[Rows from a dataset]

* Start *

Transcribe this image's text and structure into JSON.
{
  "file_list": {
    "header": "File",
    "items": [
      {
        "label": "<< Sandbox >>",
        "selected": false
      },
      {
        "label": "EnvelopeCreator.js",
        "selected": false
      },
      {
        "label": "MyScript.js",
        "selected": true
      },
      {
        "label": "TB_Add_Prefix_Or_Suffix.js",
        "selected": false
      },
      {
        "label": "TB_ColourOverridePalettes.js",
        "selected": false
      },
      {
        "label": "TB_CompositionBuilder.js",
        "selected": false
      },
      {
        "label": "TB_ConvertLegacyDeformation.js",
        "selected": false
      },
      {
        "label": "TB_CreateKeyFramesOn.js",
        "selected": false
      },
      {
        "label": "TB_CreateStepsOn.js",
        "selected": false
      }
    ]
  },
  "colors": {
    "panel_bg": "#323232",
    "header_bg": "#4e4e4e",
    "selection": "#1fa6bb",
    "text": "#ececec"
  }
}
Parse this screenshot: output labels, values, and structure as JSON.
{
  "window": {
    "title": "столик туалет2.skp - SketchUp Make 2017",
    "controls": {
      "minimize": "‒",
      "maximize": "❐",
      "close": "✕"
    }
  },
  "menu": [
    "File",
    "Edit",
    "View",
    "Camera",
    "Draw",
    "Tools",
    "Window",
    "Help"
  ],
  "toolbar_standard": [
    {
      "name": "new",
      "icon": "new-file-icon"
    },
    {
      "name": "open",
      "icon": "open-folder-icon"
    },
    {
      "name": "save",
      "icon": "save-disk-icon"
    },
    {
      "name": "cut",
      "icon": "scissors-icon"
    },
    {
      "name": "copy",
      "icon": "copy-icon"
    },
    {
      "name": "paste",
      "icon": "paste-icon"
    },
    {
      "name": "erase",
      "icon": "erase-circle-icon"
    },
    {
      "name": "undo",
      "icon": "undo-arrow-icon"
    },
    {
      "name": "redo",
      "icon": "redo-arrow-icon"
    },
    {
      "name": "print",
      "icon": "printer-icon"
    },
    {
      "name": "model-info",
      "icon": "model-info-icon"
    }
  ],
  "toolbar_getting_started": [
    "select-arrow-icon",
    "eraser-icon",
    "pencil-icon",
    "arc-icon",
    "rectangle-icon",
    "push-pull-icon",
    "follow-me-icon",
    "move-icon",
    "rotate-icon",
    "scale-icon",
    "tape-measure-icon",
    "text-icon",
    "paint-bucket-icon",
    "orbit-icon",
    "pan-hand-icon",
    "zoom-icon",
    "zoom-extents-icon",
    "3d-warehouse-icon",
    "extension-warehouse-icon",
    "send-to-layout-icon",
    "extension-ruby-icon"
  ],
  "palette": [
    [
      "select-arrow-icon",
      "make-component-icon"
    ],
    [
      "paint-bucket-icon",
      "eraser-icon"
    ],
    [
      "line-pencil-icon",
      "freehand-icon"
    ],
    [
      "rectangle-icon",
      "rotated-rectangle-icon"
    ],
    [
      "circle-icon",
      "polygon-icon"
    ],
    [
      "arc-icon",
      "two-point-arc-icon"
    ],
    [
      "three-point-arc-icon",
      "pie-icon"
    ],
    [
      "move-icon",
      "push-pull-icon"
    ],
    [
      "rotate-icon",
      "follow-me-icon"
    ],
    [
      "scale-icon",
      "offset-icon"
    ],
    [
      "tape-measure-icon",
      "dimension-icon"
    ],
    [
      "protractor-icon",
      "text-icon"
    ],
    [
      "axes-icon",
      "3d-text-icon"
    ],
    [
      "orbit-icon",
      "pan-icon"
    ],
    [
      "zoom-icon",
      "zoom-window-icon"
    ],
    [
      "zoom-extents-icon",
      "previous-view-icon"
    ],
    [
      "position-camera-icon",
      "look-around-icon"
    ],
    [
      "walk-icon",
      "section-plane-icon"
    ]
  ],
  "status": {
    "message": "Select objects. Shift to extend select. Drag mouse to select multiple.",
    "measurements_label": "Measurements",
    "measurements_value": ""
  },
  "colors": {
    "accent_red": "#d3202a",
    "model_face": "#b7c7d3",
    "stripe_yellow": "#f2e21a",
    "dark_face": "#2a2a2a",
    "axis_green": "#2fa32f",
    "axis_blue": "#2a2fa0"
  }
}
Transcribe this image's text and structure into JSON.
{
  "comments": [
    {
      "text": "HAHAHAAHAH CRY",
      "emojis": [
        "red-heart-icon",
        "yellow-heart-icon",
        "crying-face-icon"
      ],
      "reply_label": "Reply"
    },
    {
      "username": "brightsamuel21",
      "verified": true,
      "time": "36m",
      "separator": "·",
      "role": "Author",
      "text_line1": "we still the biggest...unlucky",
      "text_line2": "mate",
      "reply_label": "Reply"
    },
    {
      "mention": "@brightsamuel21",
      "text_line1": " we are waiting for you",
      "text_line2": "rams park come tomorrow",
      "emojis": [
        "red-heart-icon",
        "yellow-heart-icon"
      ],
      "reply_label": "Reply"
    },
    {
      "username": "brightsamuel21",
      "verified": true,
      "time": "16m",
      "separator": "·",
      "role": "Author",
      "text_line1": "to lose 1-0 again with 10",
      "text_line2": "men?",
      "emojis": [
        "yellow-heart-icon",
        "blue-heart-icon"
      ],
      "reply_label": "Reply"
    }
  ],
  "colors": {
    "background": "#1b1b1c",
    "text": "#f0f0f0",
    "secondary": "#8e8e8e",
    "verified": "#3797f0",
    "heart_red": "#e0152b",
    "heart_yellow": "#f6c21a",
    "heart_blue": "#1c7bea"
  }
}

* End *

[What is required] What is the number of lines in this material that hold the string "extents"? Answer with that number only.

[Solution below] 2